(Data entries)
------------------------------------------------------------------------

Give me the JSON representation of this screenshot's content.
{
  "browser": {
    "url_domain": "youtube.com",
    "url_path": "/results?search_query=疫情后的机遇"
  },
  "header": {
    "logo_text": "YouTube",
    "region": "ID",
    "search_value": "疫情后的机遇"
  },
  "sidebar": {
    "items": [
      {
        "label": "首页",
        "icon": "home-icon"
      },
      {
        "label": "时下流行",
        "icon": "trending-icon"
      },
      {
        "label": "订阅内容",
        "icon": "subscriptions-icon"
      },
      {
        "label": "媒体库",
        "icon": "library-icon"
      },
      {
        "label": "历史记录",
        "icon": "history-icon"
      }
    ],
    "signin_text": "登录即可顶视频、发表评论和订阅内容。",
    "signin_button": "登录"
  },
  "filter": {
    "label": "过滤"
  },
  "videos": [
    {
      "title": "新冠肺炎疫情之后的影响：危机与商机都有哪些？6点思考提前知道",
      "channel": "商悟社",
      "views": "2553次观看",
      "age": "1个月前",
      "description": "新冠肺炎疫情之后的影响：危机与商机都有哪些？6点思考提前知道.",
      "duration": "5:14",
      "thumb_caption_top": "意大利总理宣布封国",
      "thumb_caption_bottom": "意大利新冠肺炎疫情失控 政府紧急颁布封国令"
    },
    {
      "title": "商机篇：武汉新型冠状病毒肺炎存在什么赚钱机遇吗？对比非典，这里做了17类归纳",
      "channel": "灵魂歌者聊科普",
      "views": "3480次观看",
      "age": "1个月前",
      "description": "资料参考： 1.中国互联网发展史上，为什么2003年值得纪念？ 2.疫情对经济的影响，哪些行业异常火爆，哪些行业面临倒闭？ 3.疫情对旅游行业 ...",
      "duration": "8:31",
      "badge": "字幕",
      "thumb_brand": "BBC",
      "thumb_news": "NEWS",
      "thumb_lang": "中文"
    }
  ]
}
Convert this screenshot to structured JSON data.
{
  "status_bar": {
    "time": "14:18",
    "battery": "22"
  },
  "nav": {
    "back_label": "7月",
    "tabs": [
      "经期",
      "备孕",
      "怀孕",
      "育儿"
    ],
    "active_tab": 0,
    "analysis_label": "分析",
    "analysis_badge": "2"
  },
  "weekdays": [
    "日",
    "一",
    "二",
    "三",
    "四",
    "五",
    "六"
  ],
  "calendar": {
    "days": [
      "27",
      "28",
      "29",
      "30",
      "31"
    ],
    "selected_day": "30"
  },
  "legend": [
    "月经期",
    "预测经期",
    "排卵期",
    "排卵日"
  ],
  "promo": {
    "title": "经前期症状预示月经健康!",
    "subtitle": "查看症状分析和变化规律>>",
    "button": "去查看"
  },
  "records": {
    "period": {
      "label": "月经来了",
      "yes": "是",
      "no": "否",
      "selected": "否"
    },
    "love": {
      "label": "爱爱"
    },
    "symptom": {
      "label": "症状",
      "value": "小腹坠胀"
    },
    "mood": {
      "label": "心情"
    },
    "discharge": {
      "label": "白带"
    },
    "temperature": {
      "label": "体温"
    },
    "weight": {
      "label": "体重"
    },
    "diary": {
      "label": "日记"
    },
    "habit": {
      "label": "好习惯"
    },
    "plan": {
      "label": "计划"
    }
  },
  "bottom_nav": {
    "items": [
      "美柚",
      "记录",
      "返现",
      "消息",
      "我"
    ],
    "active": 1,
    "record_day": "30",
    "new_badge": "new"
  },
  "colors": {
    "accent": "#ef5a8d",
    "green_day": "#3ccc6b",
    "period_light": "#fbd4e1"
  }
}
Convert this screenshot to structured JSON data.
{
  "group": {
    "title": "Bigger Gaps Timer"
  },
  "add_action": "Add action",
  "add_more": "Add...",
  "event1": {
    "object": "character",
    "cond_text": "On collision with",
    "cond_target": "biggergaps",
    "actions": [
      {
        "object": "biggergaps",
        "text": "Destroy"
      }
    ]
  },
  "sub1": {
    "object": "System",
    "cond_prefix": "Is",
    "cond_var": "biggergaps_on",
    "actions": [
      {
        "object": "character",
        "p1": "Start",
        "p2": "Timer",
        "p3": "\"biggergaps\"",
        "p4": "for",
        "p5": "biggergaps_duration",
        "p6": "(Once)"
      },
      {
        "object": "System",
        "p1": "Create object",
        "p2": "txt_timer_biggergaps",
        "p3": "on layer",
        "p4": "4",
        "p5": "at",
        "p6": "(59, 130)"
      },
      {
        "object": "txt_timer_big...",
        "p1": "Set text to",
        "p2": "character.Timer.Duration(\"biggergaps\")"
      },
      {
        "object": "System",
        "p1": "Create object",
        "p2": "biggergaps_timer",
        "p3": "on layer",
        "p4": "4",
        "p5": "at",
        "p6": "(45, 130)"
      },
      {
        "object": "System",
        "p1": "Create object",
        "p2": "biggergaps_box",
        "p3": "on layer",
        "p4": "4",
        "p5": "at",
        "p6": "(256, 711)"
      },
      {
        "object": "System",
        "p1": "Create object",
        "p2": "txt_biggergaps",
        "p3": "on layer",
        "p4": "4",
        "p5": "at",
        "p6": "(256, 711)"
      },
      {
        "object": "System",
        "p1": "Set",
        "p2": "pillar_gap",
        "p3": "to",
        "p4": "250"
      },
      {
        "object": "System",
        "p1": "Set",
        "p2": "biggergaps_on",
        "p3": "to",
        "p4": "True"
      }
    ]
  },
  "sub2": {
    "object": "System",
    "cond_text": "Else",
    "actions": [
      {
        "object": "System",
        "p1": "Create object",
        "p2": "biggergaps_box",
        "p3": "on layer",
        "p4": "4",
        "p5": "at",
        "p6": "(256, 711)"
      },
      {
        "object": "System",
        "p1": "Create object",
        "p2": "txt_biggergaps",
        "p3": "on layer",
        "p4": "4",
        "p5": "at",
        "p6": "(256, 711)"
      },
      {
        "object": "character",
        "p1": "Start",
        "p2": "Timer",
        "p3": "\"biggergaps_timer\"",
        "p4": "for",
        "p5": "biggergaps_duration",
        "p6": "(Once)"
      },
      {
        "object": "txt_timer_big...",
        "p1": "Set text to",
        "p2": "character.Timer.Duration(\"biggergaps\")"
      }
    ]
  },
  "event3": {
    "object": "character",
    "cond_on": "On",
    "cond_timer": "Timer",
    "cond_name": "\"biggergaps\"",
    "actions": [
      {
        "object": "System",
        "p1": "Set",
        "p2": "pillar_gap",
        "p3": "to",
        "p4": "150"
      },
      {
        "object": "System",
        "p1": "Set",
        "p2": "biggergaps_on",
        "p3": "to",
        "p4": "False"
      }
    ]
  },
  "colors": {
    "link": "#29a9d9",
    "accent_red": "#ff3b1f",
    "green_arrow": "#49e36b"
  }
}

------------------------------------------------------------------------

__WHAT YOU ARE ASKED TO DO__. Write out all the records above again, exactly as they stand.

__EXERCISE ANSWER__.
Give me the JSON representation of this screenshot's content.
{
  "browser": {
    "url_domain": "youtube.com",
    "url_path": "/results?search_query=疫情后的机遇"
  },
  "header": {
    "logo_text": "YouTube",
    "region": "ID",
    "search_value": "疫情后的机遇"
  },
  "sidebar": {
    "items": [
      {
        "label": "首页",
        "icon": "home-icon"
      },
      {
        "label": "时下流行",
        "icon": "trending-icon"
      },
      {
        "label": "订阅内容",
        "icon": "subscriptions-icon"
      },
      {
        "label": "媒体库",
        "icon": "library-icon"
      },
      {
        "label": "历史记录",
        "icon": "history-icon"
      }
    ],
    "signin_text": "登录即可顶视频、发表评论和订阅内容。",
    "signin_button": "登录"
  },
  "filter": {
    "label": "过滤"
  },
  "videos": [
    {
      "title": "新冠肺炎疫情之后的影响：危机与商机都有哪些？6点思考提前知道",
      "channel": "商悟社",
      "views": "2553次观看",
      "age": "1个月前",
      "description": "新冠肺炎疫情之后的影响：危机与商机都有哪些？6点思考提前知道.",
      "duration": "5:14",
      "thumb_caption_top": "意大利总理宣布封国",
      "thumb_caption_bottom": "意大利新冠肺炎疫情失控 政府紧急颁布封国令"
    },
    {
      "title": "商机篇：武汉新型冠状病毒肺炎存在什么赚钱机遇吗？对比非典，这里做了17类归纳",
      "channel": "灵魂歌者聊科普",
      "views": "3480次观看",
      "age": "1个月前",
      "description": "资料参考： 1.中国互联网发展史上，为什么2003年值得纪念？ 2.疫情对经济的影响，哪些行业异常火爆，哪些行业面临倒闭？ 3.疫情对旅游行业 ...",
      "duration": "8:31",
      "badge": "字幕",
      "thumb_brand": "BBC",
      "thumb_news": "NEWS",
      "thumb_lang": "中文"
    }
  ]
}
Convert this screenshot to structured JSON data.
{
  "status_bar": {
    "time": "14:18",
    "battery": "22"
  },
  "nav": {
    "back_label": "7月",
    "tabs": [
      "经期",
      "备孕",
      "怀孕",
      "育儿"
    ],
    "active_tab": 0,
    "analysis_label": "分析",
    "analysis_badge": "2"
  },
  "weekdays": [
    "日",
    "一",
    "二",
    "三",
    "四",
    "五",
    "六"
  ],
  "calendar": {
    "days": [
      "27",
      "28",
      "29",
      "30",
      "31"
    ],
    "selected_day": "30"
  },
  "legend": [
    "月经期",
    "预测经期",
    "排卵期",
    "排卵日"
  ],
  "promo": {
    "title": "经前期症状预示月经健康!",
    "subtitle": "查看症状分析和变化规律>>",
    "button": "去查看"
  },
  "records": {
    "period": {
      "label": "月经来了",
      "yes": "是",
      "no": "否",
      "selected": "否"
    },
    "love": {
      "label": "爱爱"
    },
    "symptom": {
      "label": "症状",
      "value": "小腹坠胀"
    },
    "mood": {
      "label": "心情"
    },
    "discharge": {
      "label": "白带"
    },
    "temperature": {
      "label": "体温"
    },
    "weight": {
      "label": "体重"
    },
    "diary": {
      "label": "日记"
    },
    "habit": {
      "label": "好习惯"
    },
    "plan": {
      "label": "计划"
    }
  },
  "bottom_nav": {
    "items": [
      "美柚",
      "记录",
      "返现",
      "消息",
      "我"
    ],
    "active": 1,
    "record_day": "30",
    "new_badge": "new"
  },
  "colors": {
    "accent": "#ef5a8d",
    "green_day": "#3ccc6b",
    "period_light": "#fbd4e1"
  }
}
Convert this screenshot to structured JSON data.
{
  "group": {
    "title": "Bigger Gaps Timer"
  },
  "add_action": "Add action",
  "add_more": "Add...",
  "event1": {
    "object": "character",
    "cond_text": "On collision with",
    "cond_target": "biggergaps",
    "actions": [
      {
        "object": "biggergaps",
        "text": "Destroy"
      }
    ]
  },
  "sub1": {
    "object": "System",
    "cond_prefix": "Is",
    "cond_var": "biggergaps_on",
    "actions": [
      {
        "object": "character",
        "p1": "Start",
        "p2": "Timer",
        "p3": "\"biggergaps\"",
        "p4": "for",
        "p5": "biggergaps_duration",
        "p6": "(Once)"
      },
      {
        "object": "System",
        "p1": "Create object",
        "p2": "txt_timer_biggergaps",
        "p3": "on layer",
        "p4": "4",
        "p5": "at",
        "p6": "(59, 130)"
      },
      {
        "object": "txt_timer_big...",
        "p1": "Set text to",
        "p2": "character.Timer.Duration(\"biggergaps\")"
      },
      {
        "object": "System",
        "p1": "Create object",
        "p2": "biggergaps_timer",
        "p3": "on layer",
        "p4": "4",
        "p5": "at",
        "p6": "(45, 130)"
      },
      {
        "object": "System",
        "p1": "Create object",
        "p2": "biggergaps_box",
        "p3": "on layer",
        "p4": "4",
        "p5": "at",
        "p6": "(256, 711)"
      },
      {
        "object": "System",
        "p1": "Create object",
        "p2": "txt_biggergaps",
        "p3": "on layer",
        "p4": "4",
        "p5": "at",
        "p6": "(256, 711)"
      },
      {
        "object": "System",
        "p1": "Set",
        "p2": "pillar_gap",
        "p3": "to",
        "p4": "250"
      },
      {
        "object": "System",
        "p1": "Set",
        "p2": "biggergaps_on",
        "p3": "to",
        "p4": "True"
      }
    ]
  },
  "sub2": {
    "object": "System",
    "cond_text": "Else",
    "actions": [
      {
        "object": "System",
        "p1": "Create object",
        "p2": "biggergaps_box",
        "p3": "on layer",
        "p4": "4",
        "p5": "at",
        "p6": "(256, 711)"
      },
      {
        "object": "System",
        "p1": "Create object",
        "p2": "txt_biggergaps",
        "p3": "on layer",
        "p4": "4",
        "p5": "at",
        "p6": "(256, 711)"
      },
      {
        "object": "character",
        "p1": "Start",
        "p2": "Timer",
        "p3": "\"biggergaps_timer\"",
        "p4": "for",
        "p5": "biggergaps_duration",
        "p6": "(Once)"
      },
      {
        "object": "txt_timer_big...",
        "p1": "Set text to",
        "p2": "character.Timer.Duration(\"biggergaps\")"
      }
    ]
  },
  "event3": {
    "object": "character",
    "cond_on": "On",
    "cond_timer": "Timer",
    "cond_name": "\"biggergaps\"",
    "actions": [
      {
        "object": "System",
        "p1": "Set",
        "p2": "pillar_gap",
        "p3": "to",
        "p4": "150"
      },
      {
        "object": "System",
        "p1": "Set",
        "p2": "biggergaps_on",
        "p3": "to",
        "p4": "False"
      }
    ]
  },
  "colors": {
    "link": "#29a9d9",
    "accent_red": "#ff3b1f",
    "green_arrow": "#49e36b"
  }
}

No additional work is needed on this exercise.